RECORDS FOR THIS TASK =
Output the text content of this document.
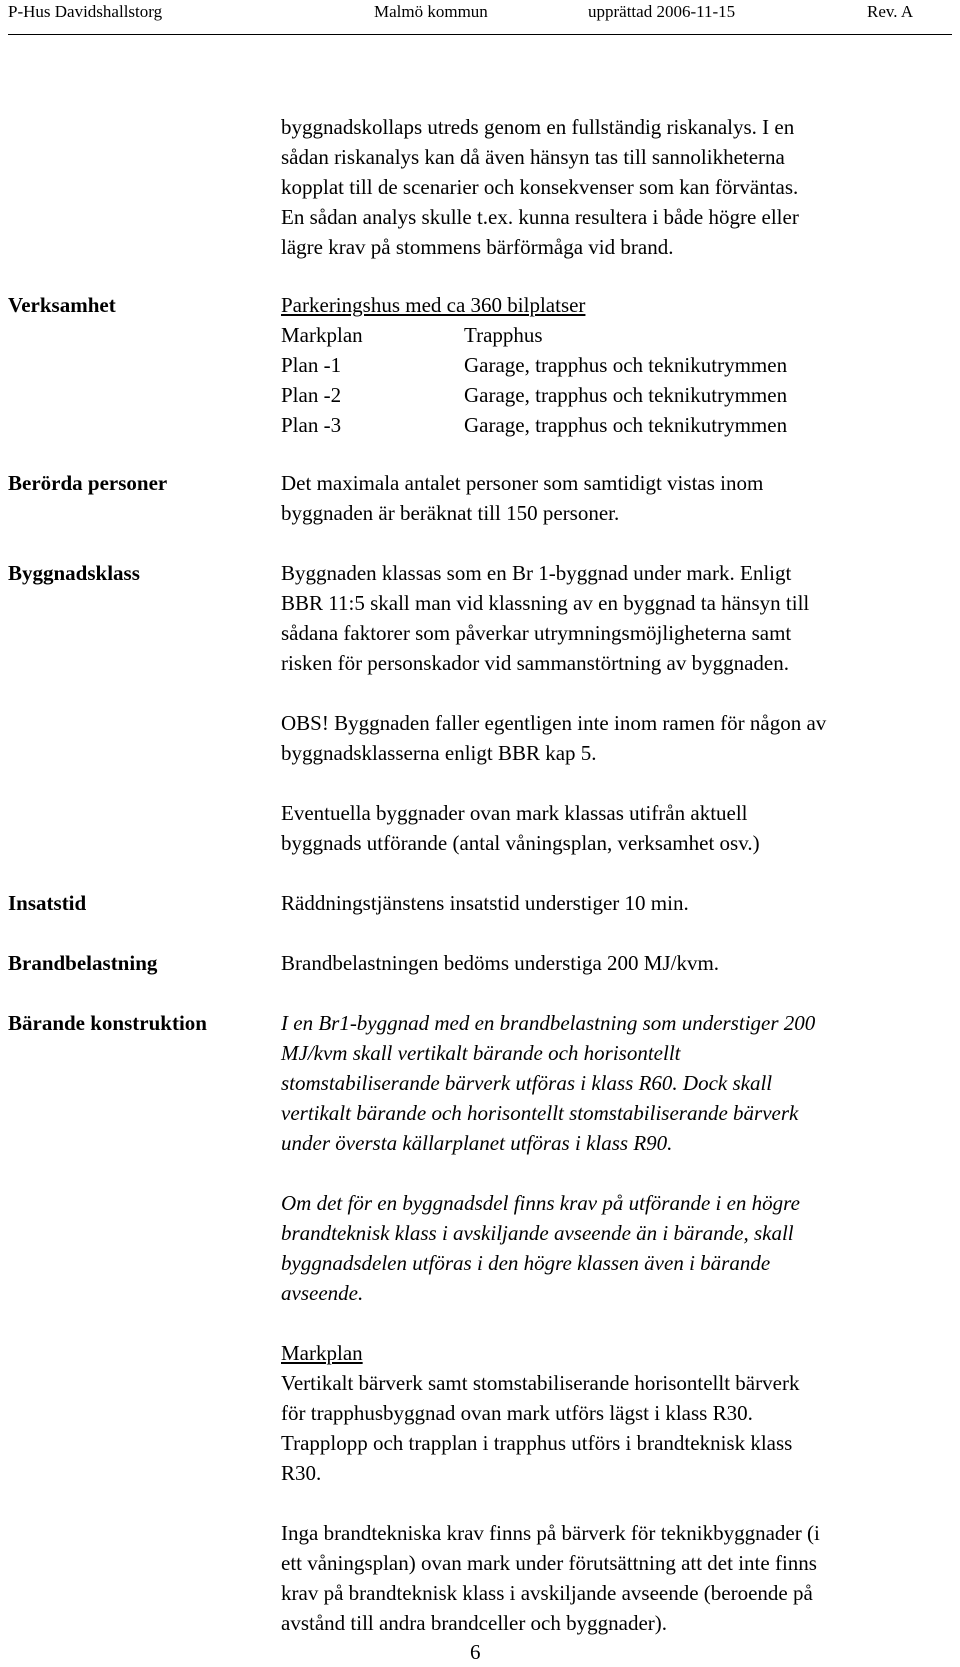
P-Hus Davidshallstorg	Malmö kommun	upprättad 2006-11-15	Rev. A
byggnadskollaps utreds genom en fullständig riskanalys. I en
sådan riskanalys kan då även hänsyn tas till sannolikheterna
kopplat till de scenarier och konsekvenser som kan förväntas.
En sådan analys skulle t.ex. kunna resultera i både högre eller
lägre krav på stommens bärförmåga vid brand.
Verksamhet	Parkeringshus med ca 360 bilplatser
Markplan	Trapphus
Plan -1	Garage, trapphus och teknikutrymmen
Plan -2	Garage, trapphus och teknikutrymmen
Plan -3	Garage, trapphus och teknikutrymmen
Berörda personer	Det maximala antalet personer som samtidigt vistas inom
byggnaden är beräknat till 150 personer.
Byggnadsklass	Byggnaden klassas som en Br 1-byggnad under mark. Enligt
BBR 11:5 skall man vid klassning av en byggnad ta hänsyn till
sådana faktorer som påverkar utrymningsmöjligheterna samt
risken för personskador vid sammanstörtning av byggnaden.
OBS! Byggnaden faller egentligen inte inom ramen för någon av
byggnadsklasserna enligt BBR kap 5.
Eventuella byggnader ovan mark klassas utifrån aktuell
byggnads utförande (antal våningsplan, verksamhet osv.)
Insatstid	Räddningstjänstens insatstid understiger 10 min.
Brandbelastning	Brandbelastningen bedöms understiga 200 MJ/kvm.
Bärande konstruktion	I en Br1-byggnad med en brandbelastning som understiger 200
MJ/kvm skall vertikalt bärande och horisontellt
stomstabiliserande bärverk utföras i klass R60. Dock skall
vertikalt bärande och horisontellt stomstabiliserande bärverk
under översta källarplanet utföras i klass R90.
Om det för en byggnadsdel finns krav på utförande i en högre
brandteknisk klass i avskiljande avseende än i bärande, skall
byggnadsdelen utföras i den högre klassen även i bärande
avseende.
Markplan
Vertikalt bärverk samt stomstabiliserande horisontellt bärverk
för trapphusbyggnad ovan mark utförs lägst i klass R30.
Trapplopp och trapplan i trapphus utförs i brandteknisk klass
R30.
Inga brandtekniska krav finns på bärverk för teknikbyggnader (i
ett våningsplan) ovan mark under förutsättning att det inte finns
krav på brandteknisk klass i avskiljande avseende (beroende på
avstånd till andra brandceller och byggnader).
6
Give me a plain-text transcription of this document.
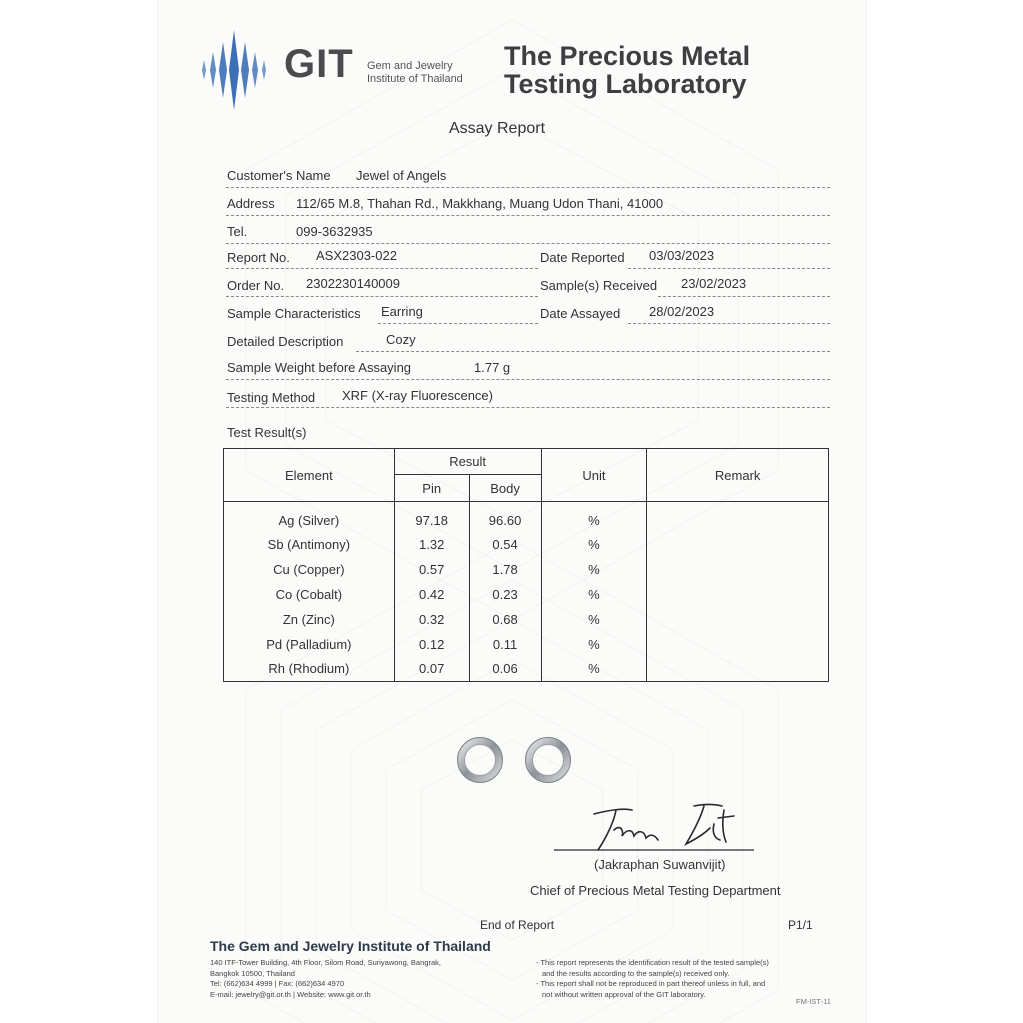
GIT Gem and Jewelry
Institute of Thailand
The Precious Metal
Testing Laboratory
Assay Report
Customer's Name Jewel of Angels
Address 112/65 M.8, Thahan Rd., Makkhang, Muang Udon Thani, 41000
Tel.	099-3632935
Report No. ASX2303-022	Date Reported 03/03/2023
Order No. 2302230140009	Sample(s) Received 23/02/2023
Sample Characteristics Earring	Date Assayed 28/02/2023
Detailed Description	Cozy
Sample Weight before Assaying	1.77 g
Testing Method XRF (X-ray Fluorescence)
Test Result(s)
Element	Result		Unit	Remark
	Pin	Body		
Ag (Silver)	97.18	96.60	%	
Sb (Antimony)	1.32	0.54	%	
Cu (Copper)	0.57	1.78	%	
Co (Cobalt)	0.42	0.23	%	
Zn (Zinc)	0.32	0.68	%	
Pd (Palladium)	0.12	0.11	%	
Rh (Rhodium)	0.07	0.06	%	
(Jakraphan Suwanvijit)
Chief of Precious Metal Testing Department
End of Report	P1/1
The Gem and Jewelry Institute of Thailand
140 ITF-Tower Building, 4th Floor, Silom Road, Suriyawong, Bangrak,
Bangkok 10500, Thailand
Tel: (662)634 4999 | Fax: (662)634 4970
E-mail: jewelry@git.or.th | Website: www.git.or.th
- This report represents the identification result of the tested sample(s)
and the results according to the sample(s) received only.
- This report shall not be reproduced in part thereof unless in full, and
not without written approval of the GIT laboratory.
FM-IST-11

ACTIVITY = For the records above, give every line again exactly and skip the pictures.

TASK ANSWER =
Output the text content of this document.
P-Hus Davidshallstorg	Malmö kommun	upprättad 2006-11-15	Rev. A
byggnadskollaps utreds genom en fullständig riskanalys. I en
sådan riskanalys kan då även hänsyn tas till sannolikheterna
kopplat till de scenarier och konsekvenser som kan förväntas.
En sådan analys skulle t.ex. kunna resultera i både högre eller
lägre krav på stommens bärförmåga vid brand.
Verksamhet	Parkeringshus med ca 360 bilplatser
Markplan	Trapphus
Plan -1	Garage, trapphus och teknikutrymmen
Plan -2	Garage, trapphus och teknikutrymmen
Plan -3	Garage, trapphus och teknikutrymmen
Berörda personer	Det maximala antalet personer som samtidigt vistas inom
byggnaden är beräknat till 150 personer.
Byggnadsklass	Byggnaden klassas som en Br 1-byggnad under mark. Enligt
BBR 11:5 skall man vid klassning av en byggnad ta hänsyn till
sådana faktorer som påverkar utrymningsmöjligheterna samt
risken för personskador vid sammanstörtning av byggnaden.
OBS! Byggnaden faller egentligen inte inom ramen för någon av
byggnadsklasserna enligt BBR kap 5.
Eventuella byggnader ovan mark klassas utifrån aktuell
byggnads utförande (antal våningsplan, verksamhet osv.)
Insatstid	Räddningstjänstens insatstid understiger 10 min.
Brandbelastning	Brandbelastningen bedöms understiga 200 MJ/kvm.
Bärande konstruktion	I en Br1-byggnad med en brandbelastning som understiger 200
MJ/kvm skall vertikalt bärande och horisontellt
stomstabiliserande bärverk utföras i klass R60. Dock skall
vertikalt bärande och horisontellt stomstabiliserande bärverk
under översta källarplanet utföras i klass R90.
Om det för en byggnadsdel finns krav på utförande i en högre
brandteknisk klass i avskiljande avseende än i bärande, skall
byggnadsdelen utföras i den högre klassen även i bärande
avseende.
Markplan
Vertikalt bärverk samt stomstabiliserande horisontellt bärverk
för trapphusbyggnad ovan mark utförs lägst i klass R30.
Trapplopp och trapplan i trapphus utförs i brandteknisk klass
R30.
Inga brandtekniska krav finns på bärverk för teknikbyggnader (i
ett våningsplan) ovan mark under förutsättning att det inte finns
krav på brandteknisk klass i avskiljande avseende (beroende på
avstånd till andra brandceller och byggnader).
6
Give me a plain-text transcription of this document.
GIT Gem and Jewelry
Institute of Thailand
The Precious Metal
Testing Laboratory
Assay Report
Customer's Name Jewel of Angels
Address 112/65 M.8, Thahan Rd., Makkhang, Muang Udon Thani, 41000
Tel.	099-3632935
Report No. ASX2303-022	Date Reported 03/03/2023
Order No. 2302230140009	Sample(s) Received 23/02/2023
Sample Characteristics Earring	Date Assayed 28/02/2023
Detailed Description	Cozy
Sample Weight before Assaying	1.77 g
Testing Method XRF (X-ray Fluorescence)
Test Result(s)
Element	Result		Unit	Remark
	Pin	Body		
Ag (Silver)	97.18	96.60	%	
Sb (Antimony)	1.32	0.54	%	
Cu (Copper)	0.57	1.78	%	
Co (Cobalt)	0.42	0.23	%	
Zn (Zinc)	0.32	0.68	%	
Pd (Palladium)	0.12	0.11	%	
Rh (Rhodium)	0.07	0.06	%	
(Jakraphan Suwanvijit)
Chief of Precious Metal Testing Department
End of Report	P1/1
The Gem and Jewelry Institute of Thailand
140 ITF-Tower Building, 4th Floor, Silom Road, Suriyawong, Bangrak,
Bangkok 10500, Thailand
Tel: (662)634 4999 | Fax: (662)634 4970
E-mail: jewelry@git.or.th | Website: www.git.or.th
- This report represents the identification result of the tested sample(s)
and the results according to the sample(s) received only.
- This report shall not be reproduced in part thereof unless in full, and
not without written approval of the GIT laboratory.
FM-IST-11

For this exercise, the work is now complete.